TEXTE EXTRAIT.
++++
Plaignant
Josée Goudreau
Mis en cause
Gilles Lévesque, rédacteur en chef et éditorialiste
Le Canada Français
Résumé de la plainte
NOTE : La décision finale de la commission d’appel se trouve au bas de la décision de première instance. À la suite de la décision d’appel, la plainte d’un plaignant – qui était confidentiel – a été retirée. |
RÉSUMÉ DE LA PLAINTE
Josée Goudreau dépose une plainte le 6 février contre Gilles Lévesque et Le Canada Français concernant l’éditorial « Mais qu’est-ce que ça va prendre? » publié le 6 février 2019 sur le site web du média et le 7 février 2019 dans sa version papier. La plaignante déplore des informations inexactes et des informations incomplètes.
CONTEXTE
L’éditorial traite de l’assemblée spéciale du conseil municipal de Saint-Jean-sur-Richelieu qui s’est tenue le 29 janvier 2019 et qui a porté sur plusieurs points, notamment sur le dossier du Carrefour Saint-Eugène, un projet de centre commercial qui doit être construit sur un terrain appartenant à la fille et ancienne associée de Vincenzo Jimmy Di Maulo également connu comme un mafieux au lourd passé criminel.
Dans son éditorial, Gilles Lévesque critique le maire de la ville, Alain Laplante, en l’accusant de faire de la « désinformation » et d’abuser de son droit de veto dans ce projet. L’éditorialiste déplore la façon dont le maire traite les principaux intervenants dans ce dossier, à savoir le promoteur Gilles Dumouchel et la fille de Jimmy Di Maulo, Nathalie Di Maulo, tous deux financièrement impliqués dans le projet.
++++
CONSIGNE ÉCRITE.
Poursuivez le texte sur la plainte visant l'éditorial du Canada Français à partir de sa dernière phrase.

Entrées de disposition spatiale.
++++
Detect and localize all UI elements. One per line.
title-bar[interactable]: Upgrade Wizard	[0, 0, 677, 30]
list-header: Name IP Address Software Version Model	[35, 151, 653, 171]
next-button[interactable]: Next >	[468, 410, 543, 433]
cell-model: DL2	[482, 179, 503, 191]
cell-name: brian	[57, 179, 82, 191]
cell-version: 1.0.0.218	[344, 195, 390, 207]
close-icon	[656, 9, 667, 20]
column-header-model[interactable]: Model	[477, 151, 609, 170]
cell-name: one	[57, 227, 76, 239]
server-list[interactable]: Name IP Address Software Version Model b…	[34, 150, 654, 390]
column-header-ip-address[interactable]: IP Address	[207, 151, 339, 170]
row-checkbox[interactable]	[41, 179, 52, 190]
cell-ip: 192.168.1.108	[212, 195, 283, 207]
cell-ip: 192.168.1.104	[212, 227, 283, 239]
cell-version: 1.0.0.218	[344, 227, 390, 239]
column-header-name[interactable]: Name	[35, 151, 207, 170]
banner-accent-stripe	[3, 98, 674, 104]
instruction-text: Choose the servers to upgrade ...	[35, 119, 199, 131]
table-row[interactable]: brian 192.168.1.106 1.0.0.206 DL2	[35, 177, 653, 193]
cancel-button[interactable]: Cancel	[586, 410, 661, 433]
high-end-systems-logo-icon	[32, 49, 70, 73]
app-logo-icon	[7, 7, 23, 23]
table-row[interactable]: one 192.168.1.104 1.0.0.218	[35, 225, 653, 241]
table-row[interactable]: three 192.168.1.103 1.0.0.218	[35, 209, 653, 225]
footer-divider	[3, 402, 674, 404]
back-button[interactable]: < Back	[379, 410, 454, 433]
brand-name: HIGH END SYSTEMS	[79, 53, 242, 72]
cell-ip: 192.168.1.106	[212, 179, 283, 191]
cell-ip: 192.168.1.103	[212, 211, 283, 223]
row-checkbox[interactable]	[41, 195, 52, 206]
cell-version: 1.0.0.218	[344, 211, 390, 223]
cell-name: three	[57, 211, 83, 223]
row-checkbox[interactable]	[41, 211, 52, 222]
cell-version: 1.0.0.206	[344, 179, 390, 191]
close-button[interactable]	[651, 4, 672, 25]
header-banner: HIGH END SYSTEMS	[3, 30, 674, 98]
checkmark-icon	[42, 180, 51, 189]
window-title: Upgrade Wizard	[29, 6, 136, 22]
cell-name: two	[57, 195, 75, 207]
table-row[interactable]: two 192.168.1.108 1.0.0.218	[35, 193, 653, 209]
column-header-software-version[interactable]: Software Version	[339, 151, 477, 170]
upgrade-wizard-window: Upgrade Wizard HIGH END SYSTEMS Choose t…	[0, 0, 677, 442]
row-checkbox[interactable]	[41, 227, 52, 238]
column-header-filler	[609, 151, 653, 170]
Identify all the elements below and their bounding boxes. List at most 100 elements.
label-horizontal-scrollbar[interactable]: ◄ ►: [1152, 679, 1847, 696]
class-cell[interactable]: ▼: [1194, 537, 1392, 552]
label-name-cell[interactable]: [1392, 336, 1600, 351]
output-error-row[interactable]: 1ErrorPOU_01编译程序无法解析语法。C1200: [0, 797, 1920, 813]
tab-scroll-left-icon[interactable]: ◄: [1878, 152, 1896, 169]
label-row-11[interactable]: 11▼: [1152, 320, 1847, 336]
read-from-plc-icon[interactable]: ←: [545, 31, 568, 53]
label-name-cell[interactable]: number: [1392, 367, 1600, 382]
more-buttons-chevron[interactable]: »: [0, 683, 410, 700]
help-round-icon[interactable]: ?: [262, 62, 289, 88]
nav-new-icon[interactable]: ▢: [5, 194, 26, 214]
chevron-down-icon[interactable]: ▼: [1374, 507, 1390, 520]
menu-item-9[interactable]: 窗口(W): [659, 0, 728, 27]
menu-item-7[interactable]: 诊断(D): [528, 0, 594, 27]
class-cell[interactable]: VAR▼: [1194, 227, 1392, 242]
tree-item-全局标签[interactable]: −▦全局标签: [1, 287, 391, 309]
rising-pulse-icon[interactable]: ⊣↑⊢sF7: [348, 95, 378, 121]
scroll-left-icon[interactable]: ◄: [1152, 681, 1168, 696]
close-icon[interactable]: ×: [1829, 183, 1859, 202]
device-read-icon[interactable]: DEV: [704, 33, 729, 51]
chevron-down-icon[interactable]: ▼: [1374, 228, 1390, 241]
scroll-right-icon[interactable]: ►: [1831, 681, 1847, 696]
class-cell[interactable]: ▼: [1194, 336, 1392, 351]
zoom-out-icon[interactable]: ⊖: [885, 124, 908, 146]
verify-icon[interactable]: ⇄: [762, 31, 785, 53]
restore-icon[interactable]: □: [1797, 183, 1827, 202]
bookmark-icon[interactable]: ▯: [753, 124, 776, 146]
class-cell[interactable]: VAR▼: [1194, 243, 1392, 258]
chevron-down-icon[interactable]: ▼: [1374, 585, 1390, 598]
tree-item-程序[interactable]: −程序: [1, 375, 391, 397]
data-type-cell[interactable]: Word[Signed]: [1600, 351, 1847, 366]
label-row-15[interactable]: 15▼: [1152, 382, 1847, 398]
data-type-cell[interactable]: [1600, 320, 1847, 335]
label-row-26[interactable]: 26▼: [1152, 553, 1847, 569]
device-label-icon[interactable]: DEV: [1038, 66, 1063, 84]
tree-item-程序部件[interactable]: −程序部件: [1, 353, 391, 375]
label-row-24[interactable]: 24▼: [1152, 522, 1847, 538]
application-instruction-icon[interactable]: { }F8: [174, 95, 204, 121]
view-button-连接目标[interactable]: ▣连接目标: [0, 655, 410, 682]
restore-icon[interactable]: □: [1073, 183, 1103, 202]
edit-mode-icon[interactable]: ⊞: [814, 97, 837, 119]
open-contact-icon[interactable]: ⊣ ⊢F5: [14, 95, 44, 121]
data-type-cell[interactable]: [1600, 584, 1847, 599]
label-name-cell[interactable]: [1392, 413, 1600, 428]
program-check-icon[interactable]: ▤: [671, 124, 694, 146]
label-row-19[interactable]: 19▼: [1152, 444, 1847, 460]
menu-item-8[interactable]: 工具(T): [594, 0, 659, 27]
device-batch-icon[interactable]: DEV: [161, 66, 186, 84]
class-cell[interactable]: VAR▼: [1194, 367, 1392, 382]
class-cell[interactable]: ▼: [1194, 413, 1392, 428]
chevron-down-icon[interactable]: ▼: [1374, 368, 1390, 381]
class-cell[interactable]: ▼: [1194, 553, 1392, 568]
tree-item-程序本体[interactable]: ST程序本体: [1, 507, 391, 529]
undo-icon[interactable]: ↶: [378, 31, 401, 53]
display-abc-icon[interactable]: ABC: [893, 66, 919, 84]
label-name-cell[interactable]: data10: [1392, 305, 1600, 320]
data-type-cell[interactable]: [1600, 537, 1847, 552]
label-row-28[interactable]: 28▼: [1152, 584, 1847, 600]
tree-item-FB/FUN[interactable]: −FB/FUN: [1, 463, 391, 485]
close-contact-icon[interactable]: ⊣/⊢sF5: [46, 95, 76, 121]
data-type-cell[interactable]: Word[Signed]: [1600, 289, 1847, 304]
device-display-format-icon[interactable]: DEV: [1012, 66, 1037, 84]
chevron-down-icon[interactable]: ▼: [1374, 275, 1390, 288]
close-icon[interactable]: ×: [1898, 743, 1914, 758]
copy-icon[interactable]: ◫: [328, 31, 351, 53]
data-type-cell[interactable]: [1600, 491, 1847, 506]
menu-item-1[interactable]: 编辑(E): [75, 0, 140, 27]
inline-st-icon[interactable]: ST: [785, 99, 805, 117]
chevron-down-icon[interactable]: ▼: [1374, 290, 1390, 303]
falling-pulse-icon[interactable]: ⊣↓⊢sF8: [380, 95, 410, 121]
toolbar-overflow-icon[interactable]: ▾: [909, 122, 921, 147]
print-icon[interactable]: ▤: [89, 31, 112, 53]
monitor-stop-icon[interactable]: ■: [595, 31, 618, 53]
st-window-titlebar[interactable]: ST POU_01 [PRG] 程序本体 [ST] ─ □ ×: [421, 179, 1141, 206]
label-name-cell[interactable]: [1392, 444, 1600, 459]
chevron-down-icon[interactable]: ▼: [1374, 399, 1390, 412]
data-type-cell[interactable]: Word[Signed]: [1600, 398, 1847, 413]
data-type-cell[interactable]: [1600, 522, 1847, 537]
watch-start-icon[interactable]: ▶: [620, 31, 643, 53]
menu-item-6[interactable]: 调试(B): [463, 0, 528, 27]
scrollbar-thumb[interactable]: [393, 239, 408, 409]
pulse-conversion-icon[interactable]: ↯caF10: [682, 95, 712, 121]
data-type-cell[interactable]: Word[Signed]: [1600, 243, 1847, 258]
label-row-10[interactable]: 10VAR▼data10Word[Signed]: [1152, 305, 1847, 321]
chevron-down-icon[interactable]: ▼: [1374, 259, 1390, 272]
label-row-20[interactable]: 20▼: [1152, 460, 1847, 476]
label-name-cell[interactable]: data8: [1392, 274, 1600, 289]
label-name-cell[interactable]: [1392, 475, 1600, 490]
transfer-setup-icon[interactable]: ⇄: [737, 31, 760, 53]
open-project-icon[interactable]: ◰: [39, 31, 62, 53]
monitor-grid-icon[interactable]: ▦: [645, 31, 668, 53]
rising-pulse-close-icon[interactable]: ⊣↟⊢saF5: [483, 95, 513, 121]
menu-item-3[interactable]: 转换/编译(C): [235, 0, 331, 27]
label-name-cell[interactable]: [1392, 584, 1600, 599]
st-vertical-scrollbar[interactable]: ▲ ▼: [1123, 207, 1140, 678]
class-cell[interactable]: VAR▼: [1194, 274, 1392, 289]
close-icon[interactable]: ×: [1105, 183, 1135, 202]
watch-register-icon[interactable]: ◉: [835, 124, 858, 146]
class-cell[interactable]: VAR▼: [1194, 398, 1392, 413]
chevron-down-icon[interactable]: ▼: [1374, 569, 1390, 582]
++++
RÉPONSE À LA CONSIGNE.
Analyse
PRINCIPE DÉONTOLOGIQUE RELIÉ AU JOURNALISME D’OPINION
Journalisme d’opinion : « (1) Le journaliste d’opinion exprime ses points de vue, commentaires, prises de position, critiques ou opinions en disposant, pour ce faire, d’une grande latitude dans le choix du ton et du style qu’il adopte. (2) Le journaliste d’opinion expose les faits les plus pertinents sur lesquels il fonde son opinion, à moins que ceux-ci ne soient déjà connus du public, et doit expliciter le raisonnement qui la justifie. (3) L’information qu’il présente est exacte, rigoureuse dans son raisonnement et complète, tel que défini à l’article 9 du présent Guide. » (article 10.2 du Guide de déontologie journalistique du Conseil de presse du Québec)
GRIEFS DE LA PLAIGNANTE
Grief 1 : informations inexactes
Principe déontologique applicable
Qualités de l’information : « Les journalistes et les médias d’information produisent, selon les genres journalistiques, de l’information possédant les qualités suivantes : a) exactitude : fidélité à la réalité. » (article 9 a) du Guide)
Le Conseil doit déterminer si l’éditorialiste a manqué à son devoir d’exactitude.
Décision
Le Conseil de presse retient le grief d’informations inexactes, car il juge que l’éditorialiste a contrevenu à l’article 9 a) du Guide.
Analyse
1.1 Lien de parenté
La plaignante avance qu’il est faux d’écrire que Nathalie Di Maulo est la fille de feu Joseph Di Maulo, puisqu’elle est plutôt la fille de « Vincenzo (Jimmy) Di Maulo toujours vivant ». Ils visent l’extrait suivant : « […] Nathalie Di Maulo, la fille de feu Joseph Di Maulo, un mafioso abattu devant chez lui ».
À la lecture des deux articles du Journal de Montréal fournis en preuve par la plaignante, le Conseil constate que Nathalie Di Maulo n’est pas la fille de Joseph Di Maulo, assassiné en 2012, mais plutôt de Jimmy Di Maulo, son frère, un autre membre de la mafia condamné plusieurs fois à la prison, notamment pour meurtre. De plus, Gilles Lévesque a 29admis au Conseil qu’il a « mentionné, par erreur, que Nathalie Di Maulo était la fille de feu Joseph Di Maulo, un membre influent de la mafia qui a été assassiné par au moins deux projectiles à la tête en novembre 2012. Joseph Di Maulo est plutôt le frère de Vincenzo Di Maulo, père de Nathalie Di Maulo. C’est également un criminel notoire ».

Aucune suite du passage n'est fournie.